### [Challenge]
Drop the pictures from the entries below, then reproduce the rest exactly.

(Dataset records)

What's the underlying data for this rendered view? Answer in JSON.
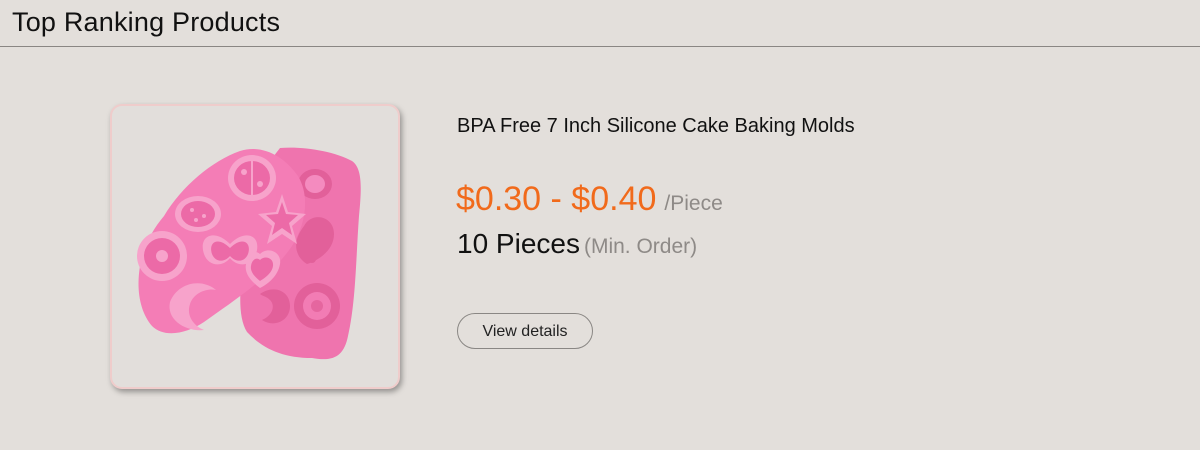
{
  "header": {
    "title": "Top Ranking Products"
  },
  "product": {
    "image_icon": "silicone-cake-mold-image",
    "title": "BPA Free 7 Inch Silicone Cake Baking Molds",
    "price_range": "$0.30 - $0.40",
    "price_unit": "/Piece",
    "moq_quantity": "10 Pieces",
    "moq_label": "(Min. Order)",
    "view_details_label": "View details"
  },
  "colors": {
    "background": "#e3dfdb",
    "price_accent": "#f16a1b",
    "muted_text": "#8e8a87",
    "mold_pink": "#f277b2",
    "frame_border": "#efcccb"
  }
}
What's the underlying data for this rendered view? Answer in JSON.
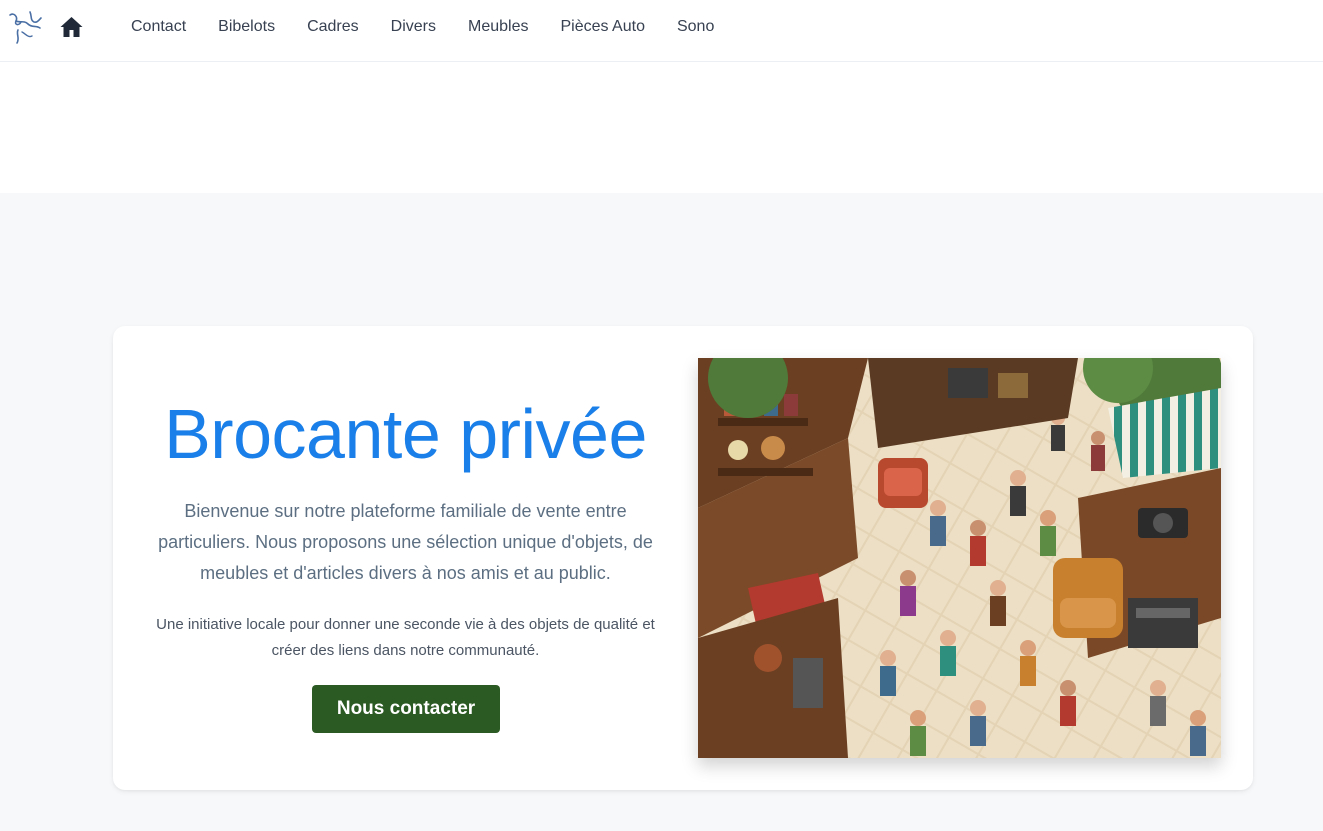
{
  "nav": {
    "links": [
      "Contact",
      "Bibelots",
      "Cadres",
      "Divers",
      "Meubles",
      "Pièces Auto",
      "Sono"
    ]
  },
  "hero": {
    "title": "Brocante privée",
    "description": "Bienvenue sur notre plateforme familiale de vente entre particuliers. Nous proposons une sélection unique d'objets, de meubles et d'articles divers à nos amis et au public.",
    "subtext": "Une initiative locale pour donner une seconde vie à des objets de qualité et créer des liens dans notre communauté.",
    "cta_label": "Nous contacter"
  },
  "colors": {
    "accent": "#1a7fe8",
    "cta": "#2c5a23",
    "background": "#f6f8fa"
  },
  "icons": [
    "logo-icon",
    "home-icon"
  ]
}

### [Worked solution]
What's the underlying data for this rendered view? Answer in JSON.
{
  "header": {
    "title": "Top Ranking Products"
  },
  "product": {
    "image_icon": "silicone-cake-mold-image",
    "title": "BPA Free 7 Inch Silicone Cake Baking Molds",
    "price_range": "$0.30 - $0.40",
    "price_unit": "/Piece",
    "moq_quantity": "10 Pieces",
    "moq_label": "(Min. Order)",
    "view_details_label": "View details"
  },
  "colors": {
    "background": "#e3dfdb",
    "price_accent": "#f16a1b",
    "muted_text": "#8e8a87",
    "mold_pink": "#f277b2",
    "frame_border": "#efcccb"
  }
}
What's the underlying data for this rendered view? Answer in JSON.
{
  "nav": {
    "links": [
      "Contact",
      "Bibelots",
      "Cadres",
      "Divers",
      "Meubles",
      "Pièces Auto",
      "Sono"
    ]
  },
  "hero": {
    "title": "Brocante privée",
    "description": "Bienvenue sur notre plateforme familiale de vente entre particuliers. Nous proposons une sélection unique d'objets, de meubles et d'articles divers à nos amis et au public.",
    "subtext": "Une initiative locale pour donner une seconde vie à des objets de qualité et créer des liens dans notre communauté.",
    "cta_label": "Nous contacter"
  },
  "colors": {
    "accent": "#1a7fe8",
    "cta": "#2c5a23",
    "background": "#f6f8fa"
  },
  "icons": [
    "logo-icon",
    "home-icon"
  ]
}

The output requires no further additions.